■ **JOB**: Return each line of the listing that contains the string "label".

[START PROVIDED RECORDS]

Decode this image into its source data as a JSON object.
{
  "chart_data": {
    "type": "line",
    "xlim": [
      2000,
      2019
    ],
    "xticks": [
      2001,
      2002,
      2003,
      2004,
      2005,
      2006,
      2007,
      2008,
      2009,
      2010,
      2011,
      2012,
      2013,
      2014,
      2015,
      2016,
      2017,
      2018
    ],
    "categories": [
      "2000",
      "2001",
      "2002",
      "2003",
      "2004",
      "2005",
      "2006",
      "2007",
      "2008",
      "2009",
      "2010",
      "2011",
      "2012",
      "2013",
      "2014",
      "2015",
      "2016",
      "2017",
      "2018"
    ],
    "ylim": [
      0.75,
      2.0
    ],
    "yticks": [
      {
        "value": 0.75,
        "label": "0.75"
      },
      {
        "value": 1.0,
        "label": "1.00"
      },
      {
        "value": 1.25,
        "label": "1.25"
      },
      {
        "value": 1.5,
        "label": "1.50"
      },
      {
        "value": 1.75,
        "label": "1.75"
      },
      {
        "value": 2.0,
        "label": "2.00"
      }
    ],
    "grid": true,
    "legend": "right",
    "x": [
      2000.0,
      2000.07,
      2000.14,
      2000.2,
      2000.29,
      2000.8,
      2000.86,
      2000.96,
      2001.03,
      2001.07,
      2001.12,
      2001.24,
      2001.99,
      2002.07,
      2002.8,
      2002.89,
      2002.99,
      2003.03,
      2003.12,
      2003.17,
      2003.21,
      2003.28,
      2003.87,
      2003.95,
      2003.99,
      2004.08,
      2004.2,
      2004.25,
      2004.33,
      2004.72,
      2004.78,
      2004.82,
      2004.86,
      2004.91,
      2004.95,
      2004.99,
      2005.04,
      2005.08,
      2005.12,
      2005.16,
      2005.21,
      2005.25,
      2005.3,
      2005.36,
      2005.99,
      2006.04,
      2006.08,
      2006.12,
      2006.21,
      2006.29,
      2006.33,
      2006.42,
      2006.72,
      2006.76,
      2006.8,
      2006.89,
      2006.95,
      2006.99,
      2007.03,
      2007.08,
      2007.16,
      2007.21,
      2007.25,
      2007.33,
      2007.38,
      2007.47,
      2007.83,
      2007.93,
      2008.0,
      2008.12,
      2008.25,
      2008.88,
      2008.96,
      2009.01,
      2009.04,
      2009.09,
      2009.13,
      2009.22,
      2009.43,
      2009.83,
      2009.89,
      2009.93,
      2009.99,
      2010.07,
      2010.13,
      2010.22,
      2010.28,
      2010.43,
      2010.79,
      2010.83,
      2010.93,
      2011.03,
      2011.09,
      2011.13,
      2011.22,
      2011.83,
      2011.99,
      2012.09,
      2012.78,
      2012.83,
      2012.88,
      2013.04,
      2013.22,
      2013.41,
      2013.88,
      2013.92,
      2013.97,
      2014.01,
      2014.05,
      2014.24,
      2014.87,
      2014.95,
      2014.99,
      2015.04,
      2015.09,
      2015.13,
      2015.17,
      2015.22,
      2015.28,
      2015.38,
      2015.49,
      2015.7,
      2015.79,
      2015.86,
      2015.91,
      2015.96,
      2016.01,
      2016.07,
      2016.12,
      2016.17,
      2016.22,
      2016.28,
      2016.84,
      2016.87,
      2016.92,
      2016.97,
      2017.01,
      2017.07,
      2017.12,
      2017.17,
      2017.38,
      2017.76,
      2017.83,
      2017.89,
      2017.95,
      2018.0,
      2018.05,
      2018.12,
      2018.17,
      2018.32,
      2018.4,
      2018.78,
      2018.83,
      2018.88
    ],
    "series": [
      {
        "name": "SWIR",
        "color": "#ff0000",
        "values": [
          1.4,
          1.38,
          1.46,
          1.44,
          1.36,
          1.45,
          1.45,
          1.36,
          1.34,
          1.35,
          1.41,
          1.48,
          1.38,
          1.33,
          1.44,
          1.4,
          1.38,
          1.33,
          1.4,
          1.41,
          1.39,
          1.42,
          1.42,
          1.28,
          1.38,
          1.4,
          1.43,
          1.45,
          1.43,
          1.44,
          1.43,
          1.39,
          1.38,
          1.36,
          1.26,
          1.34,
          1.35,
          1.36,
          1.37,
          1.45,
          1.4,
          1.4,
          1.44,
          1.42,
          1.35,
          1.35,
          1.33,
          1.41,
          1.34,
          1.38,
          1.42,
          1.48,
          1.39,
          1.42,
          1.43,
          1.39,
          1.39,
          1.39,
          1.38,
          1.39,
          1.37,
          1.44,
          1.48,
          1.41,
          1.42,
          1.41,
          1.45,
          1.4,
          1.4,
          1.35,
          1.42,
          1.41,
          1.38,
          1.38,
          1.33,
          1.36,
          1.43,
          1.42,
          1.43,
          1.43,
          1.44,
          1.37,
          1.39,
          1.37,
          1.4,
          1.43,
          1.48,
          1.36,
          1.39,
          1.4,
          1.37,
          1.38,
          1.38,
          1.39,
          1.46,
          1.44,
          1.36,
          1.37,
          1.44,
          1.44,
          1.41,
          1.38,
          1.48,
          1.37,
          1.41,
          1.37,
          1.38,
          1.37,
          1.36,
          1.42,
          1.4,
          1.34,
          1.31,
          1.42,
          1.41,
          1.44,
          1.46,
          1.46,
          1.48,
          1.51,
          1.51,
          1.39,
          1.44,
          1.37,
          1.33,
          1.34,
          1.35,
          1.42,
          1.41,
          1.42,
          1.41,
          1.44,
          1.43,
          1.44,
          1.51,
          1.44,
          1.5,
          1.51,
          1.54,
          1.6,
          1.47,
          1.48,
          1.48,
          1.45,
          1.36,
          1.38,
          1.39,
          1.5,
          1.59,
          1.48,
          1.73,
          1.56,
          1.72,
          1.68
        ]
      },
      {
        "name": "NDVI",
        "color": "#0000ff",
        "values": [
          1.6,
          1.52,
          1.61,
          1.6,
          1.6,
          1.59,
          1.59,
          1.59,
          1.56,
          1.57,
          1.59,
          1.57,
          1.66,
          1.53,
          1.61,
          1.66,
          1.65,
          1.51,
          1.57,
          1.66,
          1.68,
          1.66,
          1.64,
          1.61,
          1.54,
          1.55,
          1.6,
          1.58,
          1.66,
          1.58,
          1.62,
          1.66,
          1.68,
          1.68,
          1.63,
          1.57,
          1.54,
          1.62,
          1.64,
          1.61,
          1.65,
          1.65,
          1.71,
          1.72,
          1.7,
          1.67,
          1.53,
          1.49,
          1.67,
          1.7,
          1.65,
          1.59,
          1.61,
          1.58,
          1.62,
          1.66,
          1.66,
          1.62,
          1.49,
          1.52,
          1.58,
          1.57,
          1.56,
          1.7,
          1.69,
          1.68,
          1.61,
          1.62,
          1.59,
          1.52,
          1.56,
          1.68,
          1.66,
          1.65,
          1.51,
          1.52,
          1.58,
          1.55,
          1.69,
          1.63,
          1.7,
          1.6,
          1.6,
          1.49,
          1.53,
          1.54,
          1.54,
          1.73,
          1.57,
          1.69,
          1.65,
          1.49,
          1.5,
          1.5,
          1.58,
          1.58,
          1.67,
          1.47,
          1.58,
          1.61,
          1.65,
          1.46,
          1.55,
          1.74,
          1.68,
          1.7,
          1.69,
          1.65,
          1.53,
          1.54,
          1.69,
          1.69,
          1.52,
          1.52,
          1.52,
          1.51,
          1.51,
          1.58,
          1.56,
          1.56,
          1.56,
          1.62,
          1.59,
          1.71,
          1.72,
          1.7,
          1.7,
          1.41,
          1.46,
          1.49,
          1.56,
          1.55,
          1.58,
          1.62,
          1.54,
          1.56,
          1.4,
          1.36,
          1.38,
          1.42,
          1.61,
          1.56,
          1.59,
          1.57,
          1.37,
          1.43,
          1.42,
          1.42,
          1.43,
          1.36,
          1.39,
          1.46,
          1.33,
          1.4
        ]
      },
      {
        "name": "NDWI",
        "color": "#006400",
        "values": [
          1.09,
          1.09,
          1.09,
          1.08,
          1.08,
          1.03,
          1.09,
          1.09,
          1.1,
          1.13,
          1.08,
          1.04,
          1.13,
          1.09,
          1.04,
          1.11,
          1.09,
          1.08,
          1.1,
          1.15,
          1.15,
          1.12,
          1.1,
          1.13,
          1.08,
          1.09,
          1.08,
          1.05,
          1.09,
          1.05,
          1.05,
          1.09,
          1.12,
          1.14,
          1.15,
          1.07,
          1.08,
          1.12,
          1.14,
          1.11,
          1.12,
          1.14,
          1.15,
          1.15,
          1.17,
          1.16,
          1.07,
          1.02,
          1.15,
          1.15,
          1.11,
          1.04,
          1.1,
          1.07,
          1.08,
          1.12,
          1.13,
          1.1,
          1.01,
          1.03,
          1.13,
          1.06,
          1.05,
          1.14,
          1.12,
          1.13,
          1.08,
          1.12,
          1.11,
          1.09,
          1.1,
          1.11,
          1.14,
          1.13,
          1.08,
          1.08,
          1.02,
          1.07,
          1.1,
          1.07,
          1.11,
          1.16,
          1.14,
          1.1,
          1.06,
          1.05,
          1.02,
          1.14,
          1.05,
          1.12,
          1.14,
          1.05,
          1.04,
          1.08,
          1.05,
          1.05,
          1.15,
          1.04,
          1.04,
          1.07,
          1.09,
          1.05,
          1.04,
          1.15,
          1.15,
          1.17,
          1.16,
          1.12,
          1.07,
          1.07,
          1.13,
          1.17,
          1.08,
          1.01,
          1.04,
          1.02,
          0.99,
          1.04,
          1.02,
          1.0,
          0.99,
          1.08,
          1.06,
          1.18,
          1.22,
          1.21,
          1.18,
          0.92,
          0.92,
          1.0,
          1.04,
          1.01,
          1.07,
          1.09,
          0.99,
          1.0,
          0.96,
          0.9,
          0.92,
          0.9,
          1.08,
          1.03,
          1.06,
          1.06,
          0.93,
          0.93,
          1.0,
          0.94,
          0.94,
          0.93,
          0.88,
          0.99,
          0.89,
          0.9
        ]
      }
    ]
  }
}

[END PROVIDED RECORDS]

■ **RESPONSE TO THIS EXERCISE**:
        "label": "0.75"
        "label": "1.00"
        "label": "1.25"
        "label": "1.50"
        "label": "1.75"
        "label": "2.00"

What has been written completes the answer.